To do: Keeping each word and mark in place, write out the full listing once more.

Information shown:
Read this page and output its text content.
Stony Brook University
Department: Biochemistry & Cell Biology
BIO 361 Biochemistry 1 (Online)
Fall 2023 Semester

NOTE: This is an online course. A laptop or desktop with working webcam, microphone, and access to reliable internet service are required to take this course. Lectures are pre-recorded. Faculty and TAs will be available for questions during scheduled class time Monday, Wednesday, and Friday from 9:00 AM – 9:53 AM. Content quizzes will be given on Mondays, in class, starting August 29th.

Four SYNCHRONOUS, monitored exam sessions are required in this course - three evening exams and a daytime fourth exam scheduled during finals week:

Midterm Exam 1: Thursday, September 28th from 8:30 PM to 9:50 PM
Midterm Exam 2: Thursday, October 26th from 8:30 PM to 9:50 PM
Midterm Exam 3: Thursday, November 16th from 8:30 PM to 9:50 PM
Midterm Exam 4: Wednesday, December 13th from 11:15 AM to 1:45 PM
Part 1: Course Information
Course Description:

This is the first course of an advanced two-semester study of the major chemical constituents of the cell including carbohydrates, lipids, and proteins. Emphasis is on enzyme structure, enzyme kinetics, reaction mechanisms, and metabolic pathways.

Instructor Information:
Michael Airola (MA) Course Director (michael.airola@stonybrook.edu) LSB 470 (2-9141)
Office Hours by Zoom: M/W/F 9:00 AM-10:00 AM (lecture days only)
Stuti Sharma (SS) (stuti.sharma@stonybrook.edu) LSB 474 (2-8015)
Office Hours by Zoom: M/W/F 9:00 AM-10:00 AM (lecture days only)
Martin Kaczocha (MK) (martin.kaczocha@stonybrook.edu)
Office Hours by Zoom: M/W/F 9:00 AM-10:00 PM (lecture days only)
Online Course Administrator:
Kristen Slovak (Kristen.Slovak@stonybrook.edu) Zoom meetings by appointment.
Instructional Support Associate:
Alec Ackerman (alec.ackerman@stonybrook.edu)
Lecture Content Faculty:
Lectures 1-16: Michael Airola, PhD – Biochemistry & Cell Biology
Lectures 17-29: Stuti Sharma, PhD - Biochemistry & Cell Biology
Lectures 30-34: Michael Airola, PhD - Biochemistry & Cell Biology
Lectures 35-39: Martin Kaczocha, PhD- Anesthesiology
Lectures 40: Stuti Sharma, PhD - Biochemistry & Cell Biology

Response to this task:
Read this page and output its text content.
Stony Brook University
Department: Biochemistry & Cell Biology
BIO 361 Biochemistry 1 (Online)
Fall 2023 Semester

NOTE: This is an online course. A laptop or desktop with working webcam, microphone, and access to reliable internet service are required to take this course. Lectures are pre-recorded. Faculty and TAs will be available for questions during scheduled class time Monday, Wednesday, and Friday from 9:00 AM – 9:53 AM. Content quizzes will be given on Mondays, in class, starting August 29th.

Four SYNCHRONOUS, monitored exam sessions are required in this course - three evening exams and a daytime fourth exam scheduled during finals week:

Midterm Exam 1: Thursday, September 28th from 8:30 PM to 9:50 PM
Midterm Exam 2: Thursday, October 26th from 8:30 PM to 9:50 PM
Midterm Exam 3: Thursday, November 16th from 8:30 PM to 9:50 PM
Midterm Exam 4: Wednesday, December 13th from 11:15 AM to 1:45 PM
Part 1: Course Information
Course Description:

This is the first course of an advanced two-semester study of the major chemical constituents of the cell including carbohydrates, lipids, and proteins. Emphasis is on enzyme structure, enzyme kinetics, reaction mechanisms, and metabolic pathways.

Instructor Information:
Michael Airola (MA) Course Director (michael.airola@stonybrook.edu) LSB 470 (2-9141)
Office Hours by Zoom: M/W/F 9:00 AM-10:00 AM (lecture days only)
Stuti Sharma (SS) (stuti.sharma@stonybrook.edu) LSB 474 (2-8015)
Office Hours by Zoom: M/W/F 9:00 AM-10:00 AM (lecture days only)
Martin Kaczocha (MK) (martin.kaczocha@stonybrook.edu)
Office Hours by Zoom: M/W/F 9:00 AM-10:00 PM (lecture days only)
Online Course Administrator:
Kristen Slovak (Kristen.Slovak@stonybrook.edu) Zoom meetings by appointment.
Instructional Support Associate:
Alec Ackerman (alec.ackerman@stonybrook.edu)
Lecture Content Faculty:
Lectures 1-16: Michael Airola, PhD – Biochemistry & Cell Biology
Lectures 17-29: Stuti Sharma, PhD - Biochemistry & Cell Biology
Lectures 30-34: Michael Airola, PhD - Biochemistry & Cell Biology
Lectures 35-39: Martin Kaczocha, PhD- Anesthesiology
Lectures 40: Stuti Sharma, PhD - Biochemistry & Cell Biology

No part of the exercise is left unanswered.